#### Data entries
━━━━

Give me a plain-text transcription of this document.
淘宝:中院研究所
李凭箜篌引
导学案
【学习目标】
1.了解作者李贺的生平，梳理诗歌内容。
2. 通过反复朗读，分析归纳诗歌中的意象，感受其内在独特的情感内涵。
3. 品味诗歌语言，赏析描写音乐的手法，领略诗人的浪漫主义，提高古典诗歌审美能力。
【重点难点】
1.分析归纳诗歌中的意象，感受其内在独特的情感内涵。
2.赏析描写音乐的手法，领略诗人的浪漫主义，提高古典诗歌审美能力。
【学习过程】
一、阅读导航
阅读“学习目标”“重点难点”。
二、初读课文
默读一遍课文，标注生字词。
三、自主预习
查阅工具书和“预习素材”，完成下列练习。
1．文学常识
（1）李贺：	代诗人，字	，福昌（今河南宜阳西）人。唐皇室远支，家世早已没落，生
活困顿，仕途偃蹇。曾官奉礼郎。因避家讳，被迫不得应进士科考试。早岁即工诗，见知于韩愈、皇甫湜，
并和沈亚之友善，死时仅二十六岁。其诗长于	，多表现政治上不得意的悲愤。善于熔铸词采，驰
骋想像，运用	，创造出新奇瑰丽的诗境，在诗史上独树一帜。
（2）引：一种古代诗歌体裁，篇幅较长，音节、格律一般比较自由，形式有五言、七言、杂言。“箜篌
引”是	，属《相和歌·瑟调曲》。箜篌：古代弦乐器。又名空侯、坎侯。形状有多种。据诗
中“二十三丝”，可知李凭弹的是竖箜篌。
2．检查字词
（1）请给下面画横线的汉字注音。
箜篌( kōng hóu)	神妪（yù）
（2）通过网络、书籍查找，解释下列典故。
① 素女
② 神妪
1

━━━━

#### Exercise brief
All of the material above needs to be copied exactly.

#### Answer to this problem
Give me a plain-text transcription of this document.
淘宝:中院研究所
李凭箜篌引
导学案
【学习目标】
1.了解作者李贺的生平，梳理诗歌内容。
2. 通过反复朗读，分析归纳诗歌中的意象，感受其内在独特的情感内涵。
3. 品味诗歌语言，赏析描写音乐的手法，领略诗人的浪漫主义，提高古典诗歌审美能力。
【重点难点】
1.分析归纳诗歌中的意象，感受其内在独特的情感内涵。
2.赏析描写音乐的手法，领略诗人的浪漫主义，提高古典诗歌审美能力。
【学习过程】
一、阅读导航
阅读“学习目标”“重点难点”。
二、初读课文
默读一遍课文，标注生字词。
三、自主预习
查阅工具书和“预习素材”，完成下列练习。
1．文学常识
（1）李贺：	代诗人，字	，福昌（今河南宜阳西）人。唐皇室远支，家世早已没落，生
活困顿，仕途偃蹇。曾官奉礼郎。因避家讳，被迫不得应进士科考试。早岁即工诗，见知于韩愈、皇甫湜，
并和沈亚之友善，死时仅二十六岁。其诗长于	，多表现政治上不得意的悲愤。善于熔铸词采，驰
骋想像，运用	，创造出新奇瑰丽的诗境，在诗史上独树一帜。
（2）引：一种古代诗歌体裁，篇幅较长，音节、格律一般比较自由，形式有五言、七言、杂言。“箜篌
引”是	，属《相和歌·瑟调曲》。箜篌：古代弦乐器。又名空侯、坎侯。形状有多种。据诗
中“二十三丝”，可知李凭弹的是竖箜篌。
2．检查字词
（1）请给下面画横线的汉字注音。
箜篌( kōng hóu)	神妪（yù）
（2）通过网络、书籍查找，解释下列典故。
① 素女
② 神妪
1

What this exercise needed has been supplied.